= PROBLEM DESCRIPTION =
In the entries that follow, count each line containing "Vitamiin" and state the total, nothing more.

>>

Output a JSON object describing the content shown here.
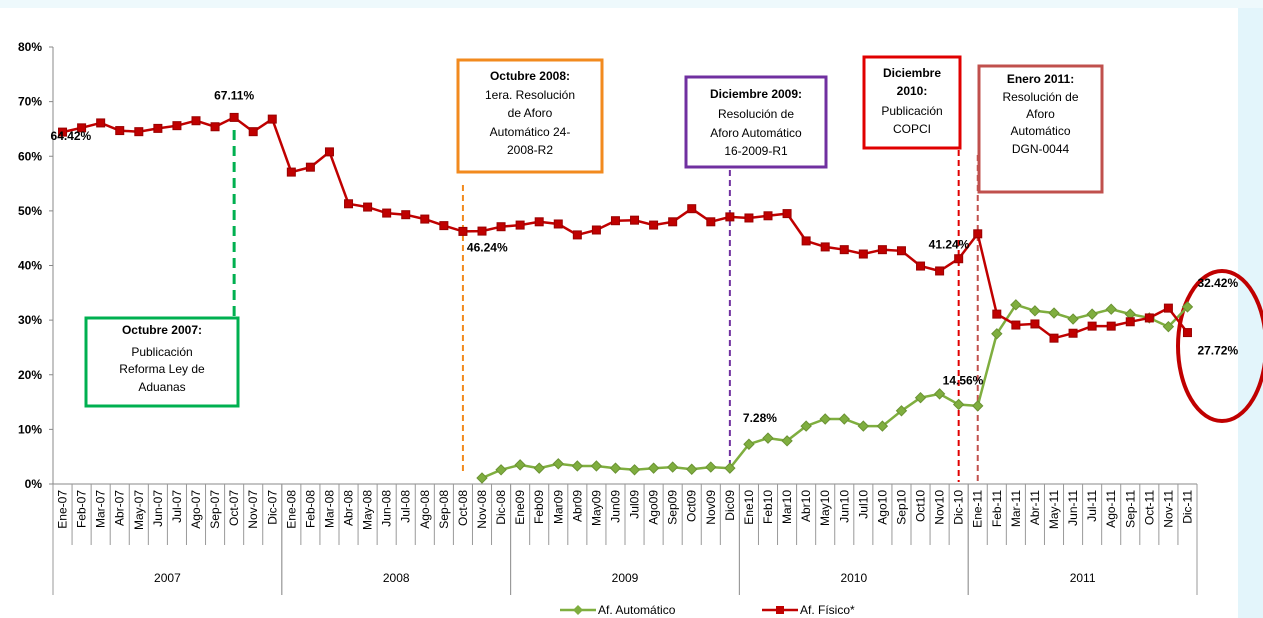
{
  "chart_data": {
    "type": "line",
    "categories": [
      "Ene-07",
      "Feb-07",
      "Mar-07",
      "Abr-07",
      "May-07",
      "Jun-07",
      "Jul-07",
      "Ago-07",
      "Sep-07",
      "Oct-07",
      "Nov-07",
      "Dic-07",
      "Ene-08",
      "Feb-08",
      "Mar-08",
      "Abr-08",
      "May-08",
      "Jun-08",
      "Jul-08",
      "Ago-08",
      "Sep-08",
      "Oct-08",
      "Nov-08",
      "Dic-08",
      "Ene09",
      "Feb09",
      "Mar09",
      "Abr09",
      "May09",
      "Jun09",
      "Jul09",
      "Ago09",
      "Sep09",
      "Oct09",
      "Nov09",
      "Dic09",
      "Ene10",
      "Feb10",
      "Mar10",
      "Abr10",
      "May10",
      "Jun10",
      "Jul10",
      "Ago10",
      "Sep10",
      "Oct10",
      "Nov10",
      "Dic-10",
      "Ene-11",
      "Feb-11",
      "Mar-11",
      "Abr-11",
      "May-11",
      "Jun-11",
      "Jul-11",
      "Ago-11",
      "Sep-11",
      "Oct-11",
      "Nov-11",
      "Dic-11"
    ],
    "years": [
      "2007",
      "2008",
      "2009",
      "2010",
      "2011"
    ],
    "series": [
      {
        "name": "Af. Automático",
        "color": "#7fae3f",
        "marker": "diamond",
        "values": [
          null,
          null,
          null,
          null,
          null,
          null,
          null,
          null,
          null,
          null,
          null,
          null,
          null,
          null,
          null,
          null,
          null,
          null,
          null,
          null,
          null,
          null,
          1.1,
          2.6,
          3.5,
          2.9,
          3.7,
          3.3,
          3.3,
          2.9,
          2.6,
          2.9,
          3.1,
          2.7,
          3.1,
          2.9,
          7.28,
          8.4,
          7.9,
          10.6,
          11.9,
          11.9,
          10.6,
          10.6,
          13.4,
          15.8,
          16.5,
          14.56,
          14.3,
          27.5,
          32.8,
          31.7,
          31.3,
          30.2,
          31.1,
          32.0,
          31.1,
          30.4,
          28.8,
          32.42
        ],
        "value_labels": [
          null,
          null,
          null,
          null,
          null,
          null,
          null,
          null,
          null,
          null,
          null,
          null,
          null,
          null,
          null,
          null,
          null,
          null,
          null,
          null,
          null,
          null,
          null,
          null,
          null,
          null,
          null,
          null,
          null,
          null,
          null,
          null,
          null,
          null,
          null,
          null,
          "7.28%",
          null,
          null,
          null,
          null,
          null,
          null,
          null,
          null,
          null,
          null,
          "14.56%",
          null,
          null,
          null,
          null,
          null,
          null,
          null,
          null,
          null,
          null,
          null,
          "32.42%"
        ]
      },
      {
        "name": "Af. Físico*",
        "color": "#c00000",
        "marker": "square",
        "values": [
          64.42,
          65.2,
          66.1,
          64.7,
          64.5,
          65.1,
          65.6,
          66.5,
          65.4,
          67.11,
          64.5,
          66.8,
          57.1,
          58.0,
          60.8,
          51.3,
          50.7,
          49.6,
          49.3,
          48.5,
          47.3,
          46.24,
          46.3,
          47.1,
          47.4,
          48.0,
          47.6,
          45.6,
          46.5,
          48.2,
          48.3,
          47.4,
          48.0,
          50.4,
          48.0,
          48.9,
          48.7,
          49.1,
          49.5,
          44.5,
          43.4,
          42.9,
          42.1,
          42.9,
          42.7,
          39.9,
          39.0,
          41.24,
          45.8,
          31.1,
          29.1,
          29.3,
          26.7,
          27.6,
          28.9,
          28.9,
          29.7,
          30.4,
          32.2,
          27.72
        ],
        "value_labels": [
          "64.42%",
          null,
          null,
          null,
          null,
          null,
          null,
          null,
          null,
          "67.11%",
          null,
          null,
          null,
          null,
          null,
          null,
          null,
          null,
          null,
          null,
          null,
          "46.24%",
          null,
          null,
          null,
          null,
          null,
          null,
          null,
          null,
          null,
          null,
          null,
          null,
          null,
          null,
          null,
          null,
          null,
          null,
          null,
          null,
          null,
          null,
          null,
          null,
          null,
          "41.24%",
          null,
          null,
          null,
          null,
          null,
          null,
          null,
          null,
          null,
          null,
          null,
          "27.72%"
        ]
      }
    ],
    "ylim": [
      0,
      80
    ],
    "yticks": [
      {
        "value": 0,
        "label": "0%"
      },
      {
        "value": 10,
        "label": "10%"
      },
      {
        "value": 20,
        "label": "20%"
      },
      {
        "value": 30,
        "label": "30%"
      },
      {
        "value": 40,
        "label": "40%"
      },
      {
        "value": 50,
        "label": "50%"
      },
      {
        "value": 60,
        "label": "60%"
      },
      {
        "value": 70,
        "label": "70%"
      },
      {
        "value": 80,
        "label": "80%"
      }
    ],
    "grid": false,
    "legend": "bottom",
    "annotations": [
      {
        "title": [
          "Octubre 2007:"
        ],
        "lines": [
          "Publicación",
          "Reforma Ley de",
          "Aduanas"
        ],
        "color": "#00b050"
      },
      {
        "title": [
          "Octubre 2008:"
        ],
        "lines": [
          "1era. Resolución",
          "de Aforo",
          "Automático 24-",
          "2008-R2"
        ],
        "color": "#f28a1e"
      },
      {
        "title": [
          "Diciembre 2009:"
        ],
        "lines": [
          "Resolución de",
          "Aforo Automático",
          "16-2009-R1"
        ],
        "color": "#7030a0"
      },
      {
        "title": [
          "Diciembre",
          "2010:"
        ],
        "lines": [
          "Publicación",
          "COPCI"
        ],
        "color": "#e00000"
      },
      {
        "title": [
          "Enero 2011:"
        ],
        "lines": [
          "Resolución de",
          "Aforo",
          "Automático",
          "DGN-0044"
        ],
        "color": "#c0504d"
      }
    ]
  }
}
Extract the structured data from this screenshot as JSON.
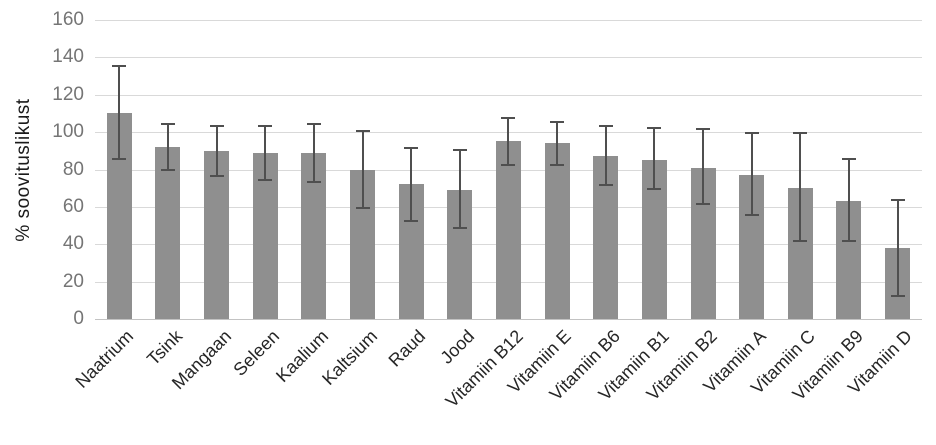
{
  "chart_data": {
    "type": "bar",
    "ylabel": "% soovituslikust",
    "xlabel": "",
    "ylim": [
      0,
      160
    ],
    "ytick_step": 20,
    "yticks": [
      0,
      20,
      40,
      60,
      80,
      100,
      120,
      140,
      160
    ],
    "grid": true,
    "legend": false,
    "categories": [
      "Naatrium",
      "Tsink",
      "Mangaan",
      "Seleen",
      "Kaalium",
      "Kaltsium",
      "Raud",
      "Jood",
      "Vitamiin B12",
      "Vitamiin E",
      "Vitamiin B6",
      "Vitamiin B1",
      "Vitamiin B2",
      "Vitamiin A",
      "Vitamiin C",
      "Vitamiin B9",
      "Vitamiin D"
    ],
    "values": [
      110,
      92,
      90,
      89,
      89,
      80,
      72,
      69,
      95,
      94,
      87,
      85,
      81,
      77,
      70,
      63,
      38
    ],
    "error_low": [
      85,
      79,
      76,
      74,
      73,
      59,
      52,
      48,
      82,
      82,
      71,
      69,
      61,
      55,
      41,
      41,
      12
    ],
    "error_high": [
      136,
      105,
      104,
      104,
      105,
      101,
      92,
      91,
      108,
      106,
      104,
      103,
      102,
      100,
      100,
      86,
      64
    ],
    "colors": {
      "bar": "#8f8f8f",
      "error": "#4f4f4f",
      "gridline": "#d9d9d9",
      "axis_line": "#c3c3c3",
      "tick_label": "#757575",
      "category_label": "#262626",
      "axis_title": "#1a1a1a",
      "background": "#ffffff"
    }
  }
}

<<

= WRITTEN REPLY =
9